Data records

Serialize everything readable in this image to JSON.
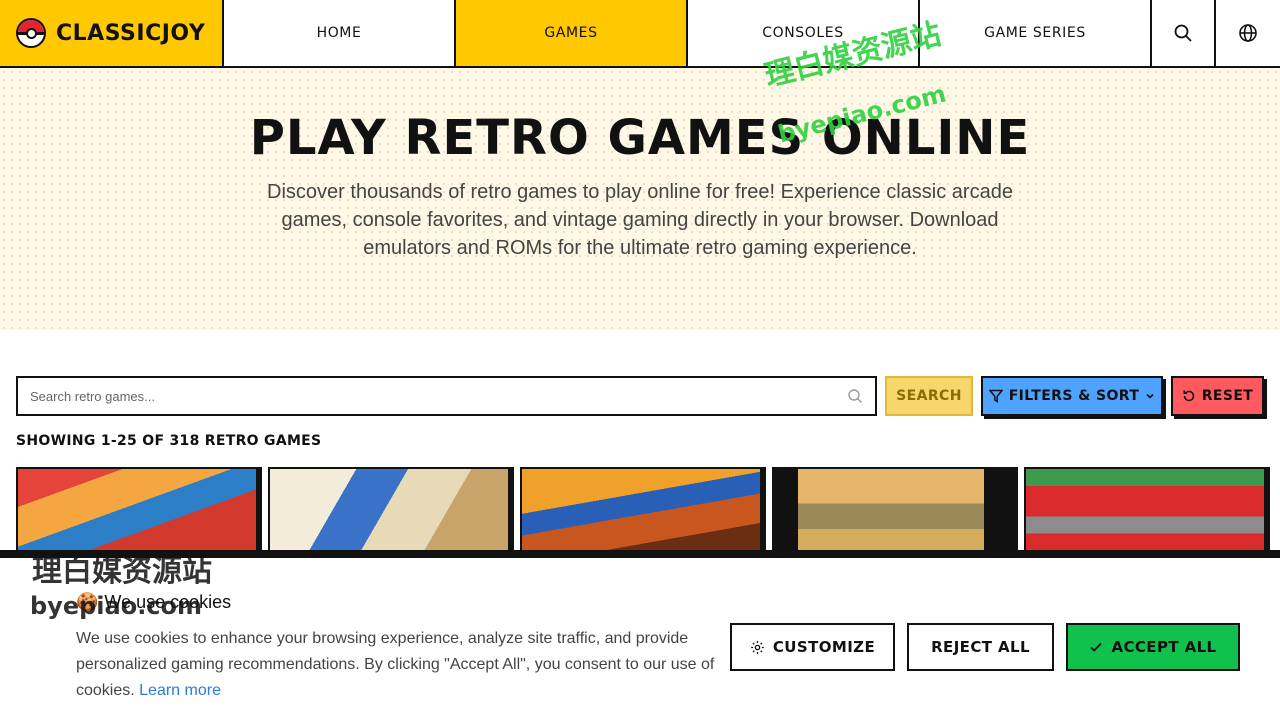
{
  "header": {
    "logo_text": "CLASSICJOY",
    "nav": [
      {
        "label": "HOME",
        "active": false
      },
      {
        "label": "GAMES",
        "active": true
      },
      {
        "label": "CONSOLES",
        "active": false
      },
      {
        "label": "GAME SERIES",
        "active": false
      }
    ],
    "icons": [
      "search-icon",
      "globe-icon"
    ]
  },
  "hero": {
    "title": "PLAY RETRO GAMES ONLINE",
    "description": "Discover thousands of retro games to play online for free! Experience classic arcade games, console favorites, and vintage gaming directly in your browser. Download emulators and ROMs for the ultimate retro gaming experience."
  },
  "toolbar": {
    "search_placeholder": "Search retro games...",
    "search_label": "SEARCH",
    "filters_label": "FILTERS & SORT",
    "reset_label": "RESET"
  },
  "results": {
    "count_text": "SHOWING 1-25 OF 318 RETRO GAMES"
  },
  "cookie": {
    "title": "We use cookies",
    "description": "We use cookies to enhance your browsing experience, analyze site traffic, and provide personalized gaming recommendations. By clicking \"Accept All\", you consent to our use of cookies.",
    "learn_more": "Learn more",
    "customize_label": "CUSTOMIZE",
    "reject_label": "REJECT ALL",
    "accept_label": "ACCEPT ALL"
  },
  "watermark": {
    "cn_text": "理白媒资源站",
    "en_text": "byepiao.com"
  },
  "colors": {
    "brand_yellow": "#ffc800",
    "filters_blue": "#4da3ff",
    "reset_red": "#ff5a5f",
    "accept_green": "#10c24d",
    "link_blue": "#2a7be4"
  }
}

> **Problem**
Every record gets retyped exactly; no picture goes into the copy.

> **Expected answer**
Serialize everything readable in this image to JSON.
{
  "header": {
    "logo_text": "CLASSICJOY",
    "nav": [
      {
        "label": "HOME",
        "active": false
      },
      {
        "label": "GAMES",
        "active": true
      },
      {
        "label": "CONSOLES",
        "active": false
      },
      {
        "label": "GAME SERIES",
        "active": false
      }
    ],
    "icons": [
      "search-icon",
      "globe-icon"
    ]
  },
  "hero": {
    "title": "PLAY RETRO GAMES ONLINE",
    "description": "Discover thousands of retro games to play online for free! Experience classic arcade games, console favorites, and vintage gaming directly in your browser. Download emulators and ROMs for the ultimate retro gaming experience."
  },
  "toolbar": {
    "search_placeholder": "Search retro games...",
    "search_label": "SEARCH",
    "filters_label": "FILTERS & SORT",
    "reset_label": "RESET"
  },
  "results": {
    "count_text": "SHOWING 1-25 OF 318 RETRO GAMES"
  },
  "cookie": {
    "title": "We use cookies",
    "description": "We use cookies to enhance your browsing experience, analyze site traffic, and provide personalized gaming recommendations. By clicking \"Accept All\", you consent to our use of cookies.",
    "learn_more": "Learn more",
    "customize_label": "CUSTOMIZE",
    "reject_label": "REJECT ALL",
    "accept_label": "ACCEPT ALL"
  },
  "watermark": {
    "cn_text": "理白媒资源站",
    "en_text": "byepiao.com"
  },
  "colors": {
    "brand_yellow": "#ffc800",
    "filters_blue": "#4da3ff",
    "reset_red": "#ff5a5f",
    "accept_green": "#10c24d",
    "link_blue": "#2a7be4"
  }
}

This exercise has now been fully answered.